AUSGEWÄHLTER TEXT
In den vergangenen Wochen und Monaten wurden mehrere prorussische Verwaltungsbeamte im Gebiet Cherson und in anderen von Russland kontrollieren Teilen der Ukraine getötet. Sie wurden mit ihren Autos in die Luft gesprengt, erschossen oder sogar erhängt. Viele weitere Anschläge wurden vereitelt oder endeten nicht tödlich. Die USA nennen diese Taktik des Terrors "Guerillakrieg" und "ukrainischer Widerstand" – und sehen sich als Urheber dessen.
So habe die USA bereits im Jahr 2014 begonnen, in der Ukraine Voraussetzungen zur Bildung sogenannter Widerstandsnester gegen eine mögliche russische Invasion zu schaffen. Das sagte Richard Clarke, der Leiter des US-Kommandos für Spezialeinsätze, in einem Interview, das vom Kolumnisten der Washington Post (WP) David Ignatius am Mittwoch zitiert wurde. Clarke zufolge bildeten die Vereinigten Staaten ukrainische Spezialeinsatzkräfte (SOF) in Erwartung einer kommenden russischen Kampagne aus:
"Als die Russen im Februar einmarschierten, arbeiteten wir bereits seit sieben Jahren mit den ukrainischen SOF zusammen."

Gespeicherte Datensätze
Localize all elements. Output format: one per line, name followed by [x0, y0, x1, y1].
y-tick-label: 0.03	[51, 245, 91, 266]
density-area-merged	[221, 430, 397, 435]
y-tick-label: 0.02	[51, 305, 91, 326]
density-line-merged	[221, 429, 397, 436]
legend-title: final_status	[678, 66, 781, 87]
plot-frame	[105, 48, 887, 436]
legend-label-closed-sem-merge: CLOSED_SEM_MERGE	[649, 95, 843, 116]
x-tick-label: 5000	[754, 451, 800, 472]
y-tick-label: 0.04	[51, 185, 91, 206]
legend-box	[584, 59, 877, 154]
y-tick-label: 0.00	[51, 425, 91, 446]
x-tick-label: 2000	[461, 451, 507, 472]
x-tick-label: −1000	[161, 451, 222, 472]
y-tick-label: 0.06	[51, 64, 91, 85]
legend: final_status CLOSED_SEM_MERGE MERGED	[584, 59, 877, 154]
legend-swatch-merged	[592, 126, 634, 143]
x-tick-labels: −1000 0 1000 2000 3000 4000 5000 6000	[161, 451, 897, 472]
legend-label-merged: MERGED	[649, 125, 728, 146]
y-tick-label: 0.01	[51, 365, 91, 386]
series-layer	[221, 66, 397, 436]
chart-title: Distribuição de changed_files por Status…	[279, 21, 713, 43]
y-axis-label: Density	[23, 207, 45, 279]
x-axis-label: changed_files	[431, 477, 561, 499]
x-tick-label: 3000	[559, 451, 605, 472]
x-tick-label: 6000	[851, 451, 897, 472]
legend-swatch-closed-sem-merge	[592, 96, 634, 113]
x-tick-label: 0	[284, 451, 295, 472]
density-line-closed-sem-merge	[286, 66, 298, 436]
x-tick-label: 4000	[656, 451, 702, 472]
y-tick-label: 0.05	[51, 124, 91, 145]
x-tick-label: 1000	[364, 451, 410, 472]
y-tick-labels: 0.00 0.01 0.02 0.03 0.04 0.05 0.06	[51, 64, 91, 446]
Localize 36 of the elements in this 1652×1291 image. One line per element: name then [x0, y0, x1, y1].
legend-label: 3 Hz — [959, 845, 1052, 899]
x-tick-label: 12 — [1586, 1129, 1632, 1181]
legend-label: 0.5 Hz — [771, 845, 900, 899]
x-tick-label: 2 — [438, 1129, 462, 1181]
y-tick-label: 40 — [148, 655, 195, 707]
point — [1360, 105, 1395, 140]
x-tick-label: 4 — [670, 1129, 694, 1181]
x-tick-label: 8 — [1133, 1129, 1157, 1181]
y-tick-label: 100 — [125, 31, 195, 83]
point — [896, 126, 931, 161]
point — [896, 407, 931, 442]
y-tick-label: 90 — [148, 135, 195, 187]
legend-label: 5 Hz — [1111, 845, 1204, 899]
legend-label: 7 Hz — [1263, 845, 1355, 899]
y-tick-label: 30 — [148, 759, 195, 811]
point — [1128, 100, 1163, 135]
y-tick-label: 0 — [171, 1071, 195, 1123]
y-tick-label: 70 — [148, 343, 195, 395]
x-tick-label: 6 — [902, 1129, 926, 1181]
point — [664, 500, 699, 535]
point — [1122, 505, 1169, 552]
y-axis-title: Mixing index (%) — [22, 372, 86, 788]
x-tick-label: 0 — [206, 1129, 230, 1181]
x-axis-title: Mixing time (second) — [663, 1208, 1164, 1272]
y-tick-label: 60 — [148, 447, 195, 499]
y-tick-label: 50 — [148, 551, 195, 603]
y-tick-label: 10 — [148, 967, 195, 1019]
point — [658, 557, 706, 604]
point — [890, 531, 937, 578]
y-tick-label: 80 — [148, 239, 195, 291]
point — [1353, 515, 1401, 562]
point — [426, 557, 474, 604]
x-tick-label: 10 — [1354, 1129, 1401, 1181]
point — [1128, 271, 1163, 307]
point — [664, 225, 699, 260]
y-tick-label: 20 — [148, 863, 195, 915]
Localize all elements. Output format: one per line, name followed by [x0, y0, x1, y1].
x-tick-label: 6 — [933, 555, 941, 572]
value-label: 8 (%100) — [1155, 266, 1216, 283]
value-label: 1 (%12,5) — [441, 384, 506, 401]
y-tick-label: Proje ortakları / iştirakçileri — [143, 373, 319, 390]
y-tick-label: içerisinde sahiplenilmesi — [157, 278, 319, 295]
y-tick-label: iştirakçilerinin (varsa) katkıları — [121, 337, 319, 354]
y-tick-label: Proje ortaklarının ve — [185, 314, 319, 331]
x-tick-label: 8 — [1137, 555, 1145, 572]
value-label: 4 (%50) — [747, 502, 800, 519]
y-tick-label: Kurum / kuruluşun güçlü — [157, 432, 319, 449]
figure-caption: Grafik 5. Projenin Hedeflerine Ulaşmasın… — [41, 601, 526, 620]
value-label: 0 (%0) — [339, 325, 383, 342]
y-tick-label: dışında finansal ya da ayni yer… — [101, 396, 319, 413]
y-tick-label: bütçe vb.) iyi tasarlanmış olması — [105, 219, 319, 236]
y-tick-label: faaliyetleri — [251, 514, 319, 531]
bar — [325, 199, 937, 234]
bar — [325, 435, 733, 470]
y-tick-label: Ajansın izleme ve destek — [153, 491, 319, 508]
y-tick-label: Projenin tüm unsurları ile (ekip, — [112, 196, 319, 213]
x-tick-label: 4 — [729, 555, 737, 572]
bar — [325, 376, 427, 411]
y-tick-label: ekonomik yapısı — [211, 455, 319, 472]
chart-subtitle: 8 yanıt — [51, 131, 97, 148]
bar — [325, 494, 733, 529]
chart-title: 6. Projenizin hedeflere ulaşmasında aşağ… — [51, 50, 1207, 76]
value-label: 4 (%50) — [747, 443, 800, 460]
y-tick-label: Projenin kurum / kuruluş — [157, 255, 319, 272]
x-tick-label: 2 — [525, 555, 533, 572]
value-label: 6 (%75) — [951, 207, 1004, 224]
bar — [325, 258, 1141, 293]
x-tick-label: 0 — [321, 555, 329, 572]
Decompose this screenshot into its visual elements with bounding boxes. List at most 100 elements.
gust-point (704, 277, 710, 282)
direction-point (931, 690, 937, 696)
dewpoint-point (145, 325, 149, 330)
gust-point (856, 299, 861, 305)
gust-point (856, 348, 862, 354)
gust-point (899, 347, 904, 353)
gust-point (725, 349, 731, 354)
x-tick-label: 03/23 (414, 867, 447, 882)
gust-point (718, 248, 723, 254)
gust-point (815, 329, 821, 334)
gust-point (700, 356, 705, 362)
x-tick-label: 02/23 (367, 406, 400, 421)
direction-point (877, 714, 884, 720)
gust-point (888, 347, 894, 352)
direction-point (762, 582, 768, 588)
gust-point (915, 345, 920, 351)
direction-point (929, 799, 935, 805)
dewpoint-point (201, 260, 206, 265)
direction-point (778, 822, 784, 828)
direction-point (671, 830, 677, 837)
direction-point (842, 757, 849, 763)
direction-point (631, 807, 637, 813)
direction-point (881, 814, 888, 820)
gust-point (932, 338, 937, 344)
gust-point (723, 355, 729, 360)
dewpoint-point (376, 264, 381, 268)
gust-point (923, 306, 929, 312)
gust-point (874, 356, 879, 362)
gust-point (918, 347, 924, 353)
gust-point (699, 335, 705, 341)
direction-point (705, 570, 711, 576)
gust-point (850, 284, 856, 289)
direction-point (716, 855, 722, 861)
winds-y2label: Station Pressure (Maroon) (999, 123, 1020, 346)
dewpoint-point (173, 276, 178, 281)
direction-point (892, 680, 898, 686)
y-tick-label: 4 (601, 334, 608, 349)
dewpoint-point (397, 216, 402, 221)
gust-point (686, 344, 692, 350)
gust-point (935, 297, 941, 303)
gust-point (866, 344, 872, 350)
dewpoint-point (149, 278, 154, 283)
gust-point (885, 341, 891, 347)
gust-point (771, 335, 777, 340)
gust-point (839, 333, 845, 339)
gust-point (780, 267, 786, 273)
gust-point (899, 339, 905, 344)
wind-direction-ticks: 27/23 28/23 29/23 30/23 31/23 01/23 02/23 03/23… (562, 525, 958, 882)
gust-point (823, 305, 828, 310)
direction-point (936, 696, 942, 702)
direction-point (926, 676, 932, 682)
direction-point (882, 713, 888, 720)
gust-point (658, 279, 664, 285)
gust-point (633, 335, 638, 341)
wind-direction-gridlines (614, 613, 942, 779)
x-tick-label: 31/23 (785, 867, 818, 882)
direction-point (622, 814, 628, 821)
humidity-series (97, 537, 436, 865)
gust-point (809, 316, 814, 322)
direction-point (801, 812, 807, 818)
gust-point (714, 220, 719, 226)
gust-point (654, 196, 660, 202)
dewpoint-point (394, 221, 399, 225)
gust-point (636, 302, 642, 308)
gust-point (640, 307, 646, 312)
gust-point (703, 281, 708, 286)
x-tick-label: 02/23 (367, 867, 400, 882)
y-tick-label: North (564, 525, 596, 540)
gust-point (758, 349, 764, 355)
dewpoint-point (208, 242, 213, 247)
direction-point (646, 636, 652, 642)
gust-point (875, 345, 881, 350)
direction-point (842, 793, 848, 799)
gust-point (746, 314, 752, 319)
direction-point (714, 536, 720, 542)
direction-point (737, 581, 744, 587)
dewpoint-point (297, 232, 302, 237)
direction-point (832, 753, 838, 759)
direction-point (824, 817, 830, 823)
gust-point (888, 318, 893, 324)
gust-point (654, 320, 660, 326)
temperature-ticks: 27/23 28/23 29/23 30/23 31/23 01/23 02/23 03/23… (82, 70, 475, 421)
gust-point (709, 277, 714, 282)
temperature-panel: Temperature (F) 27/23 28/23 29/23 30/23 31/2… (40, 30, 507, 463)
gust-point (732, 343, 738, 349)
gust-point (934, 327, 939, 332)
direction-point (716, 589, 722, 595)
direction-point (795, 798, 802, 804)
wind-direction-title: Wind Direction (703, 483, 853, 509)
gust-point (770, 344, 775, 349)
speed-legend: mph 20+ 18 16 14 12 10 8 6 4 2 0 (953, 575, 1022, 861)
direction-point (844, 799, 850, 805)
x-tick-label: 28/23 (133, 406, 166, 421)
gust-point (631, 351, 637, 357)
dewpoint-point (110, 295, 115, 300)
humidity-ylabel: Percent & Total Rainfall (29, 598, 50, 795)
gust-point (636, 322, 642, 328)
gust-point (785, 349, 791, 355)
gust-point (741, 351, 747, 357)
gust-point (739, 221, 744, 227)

AUFGABEN
A. Zählen Sie alle Arten auf, auf die die prorussischen Verwaltungsbeamten laut dem Text über die Anschläge in den von Russland kontrollierten Gebieten getötet wurden.
B. Geben Sie aus dem Text über die Anschläge in den von Russland kontrollierten Gebieten den Abschnitt von "In den vergangenen" bis einschließlich "als Urheber dessen." wieder und tauschen Sie dabei "Cherson" gegen "Saporischschja" aus.
Für die Bearbeitung ist allein der Text maßgeblich.

ERGEBNISSE
A. Sie wurden mit ihren Autos in die Luft gesprengt, erschossen oder erhängt.

B.
In den vergangenen Wochen und Monaten wurden mehrere prorussische Verwaltungsbeamte im Gebiet Saporischschja und in anderen von Russland kontrollieren Teilen der Ukraine getötet. Sie wurden mit ihren Autos in die Luft gesprengt, erschossen oder sogar erhängt. Viele weitere Anschläge wurden vereitelt oder endeten nicht tödlich. Die USA nennen diese Taktik des Terrors "Guerillakrieg" und "ukrainischer Widerstand" – und sehen sich als Urheber dessen.